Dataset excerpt
========

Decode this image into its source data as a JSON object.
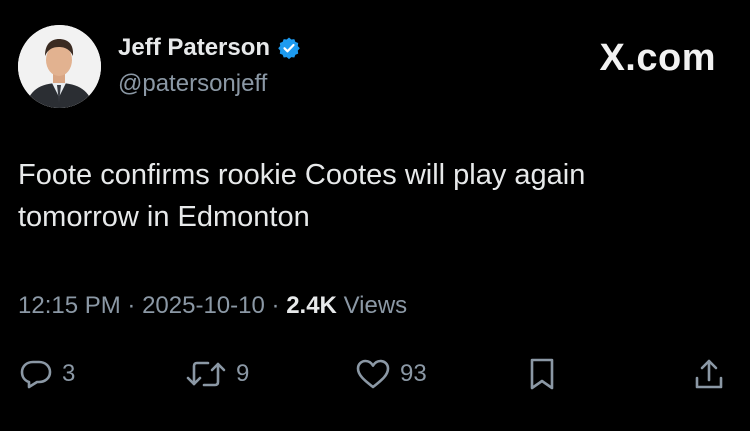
{
  "author": {
    "display_name": "Jeff Paterson",
    "handle": "@patersonjeff",
    "verified": true,
    "verified_color": "#1d9bf0"
  },
  "brand": "X.com",
  "tweet": {
    "text": "Foote confirms rookie Cootes will play again tomorrow in Edmonton"
  },
  "meta": {
    "time": "12:15 PM",
    "separator": "·",
    "date": "2025-10-10",
    "views_count": "2.4K",
    "views_label": "Views"
  },
  "actions": {
    "replies": "3",
    "reposts": "9",
    "likes": "93"
  },
  "icons": [
    "reply-icon",
    "repost-icon",
    "like-icon",
    "bookmark-icon",
    "share-icon",
    "verified-badge-icon"
  ]
}
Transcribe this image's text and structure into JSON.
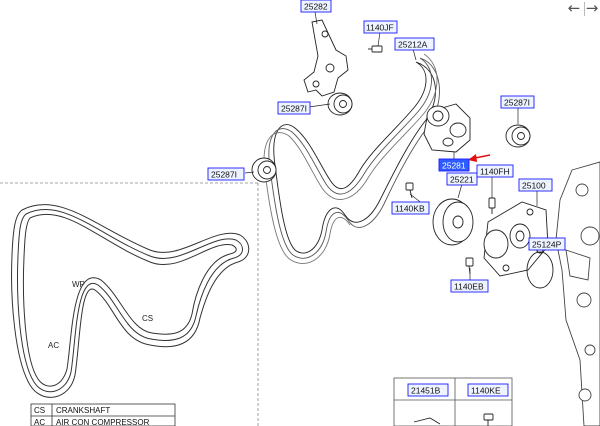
{
  "nav": {
    "back_icon": "arrow-left-icon",
    "back_glyph": "←",
    "forward_icon": "arrow-right-icon",
    "forward_glyph": "→"
  },
  "parts": {
    "bracket": "25282",
    "bolt_top": "1140JF",
    "belt_main": "25212A",
    "idler_left_upper": "25287I",
    "idler_right": "25287I",
    "tensioner": "25281",
    "idler_left_lower": "25287I",
    "pulley": "25221",
    "bolt_fh": "1140FH",
    "pump": "25100",
    "bolt_kb": "1140KB",
    "gasket": "25124P",
    "bolt_eb": "1140EB"
  },
  "routing": {
    "wp": "WP",
    "cs": "CS",
    "ac": "AC"
  },
  "legend": [
    {
      "code": "CS",
      "name": "CRANKSHAFT"
    },
    {
      "code": "AC",
      "name": "AIR CON COMPRESSOR"
    }
  ],
  "bottom_table": {
    "col1": "21451B",
    "col2": "1140KE"
  },
  "colors": {
    "label_border": "#1a1aff",
    "label_fill": "#eef4ff",
    "highlight_fill": "#2f5cff",
    "arrow": "#e01010",
    "line": "#222222"
  }
}
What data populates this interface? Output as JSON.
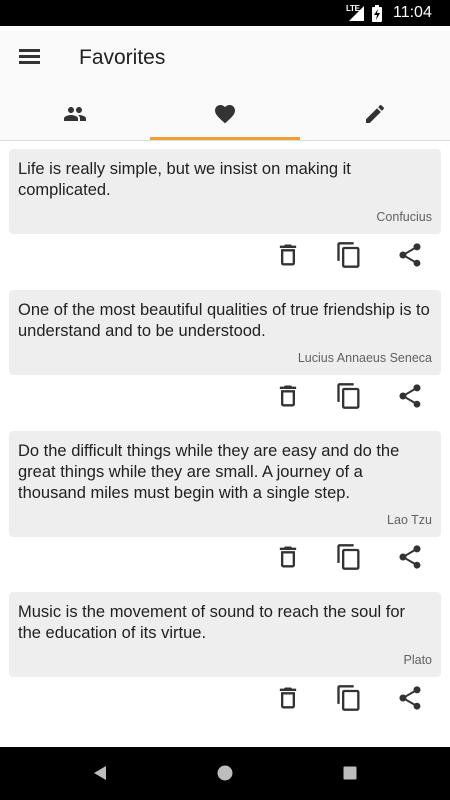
{
  "status_bar": {
    "network": "LTE",
    "time": "11:04",
    "icons": [
      "signal-icon",
      "battery-charging-icon"
    ]
  },
  "app_bar": {
    "title": "Favorites",
    "menu_icon": "hamburger-menu-icon"
  },
  "tabs": [
    {
      "icon": "people-icon",
      "active": false
    },
    {
      "icon": "heart-icon",
      "active": true
    },
    {
      "icon": "pencil-icon",
      "active": false
    }
  ],
  "quotes": [
    {
      "text": "Life is really simple, but we insist on making it complicated.",
      "author": "Confucius"
    },
    {
      "text": "One of the most beautiful qualities of true friendship is to understand and to be understood.",
      "author": "Lucius Annaeus Seneca"
    },
    {
      "text": "Do the difficult things while they are easy and do the great things while they are small. A journey of a thousand miles must begin with a single step.",
      "author": "Lao Tzu"
    },
    {
      "text": "Music is the movement of sound to reach the soul for the education of its virtue.",
      "author": "Plato"
    }
  ],
  "quote_actions": [
    "delete-icon",
    "copy-icon",
    "share-icon"
  ],
  "nav_bar": [
    "back-icon",
    "home-icon",
    "recents-icon"
  ],
  "colors": {
    "accent": "#f0a030",
    "card_background": "#eeeeee",
    "app_bar_background": "#fafafa",
    "icon": "#333333"
  }
}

========

**Directions for this task:**
Write down every line of the data above that includes the string "into".

**Answer to this problem:**
Decode this image into its source data as a JSON object.
Transcribe this image's text and structure into JSON.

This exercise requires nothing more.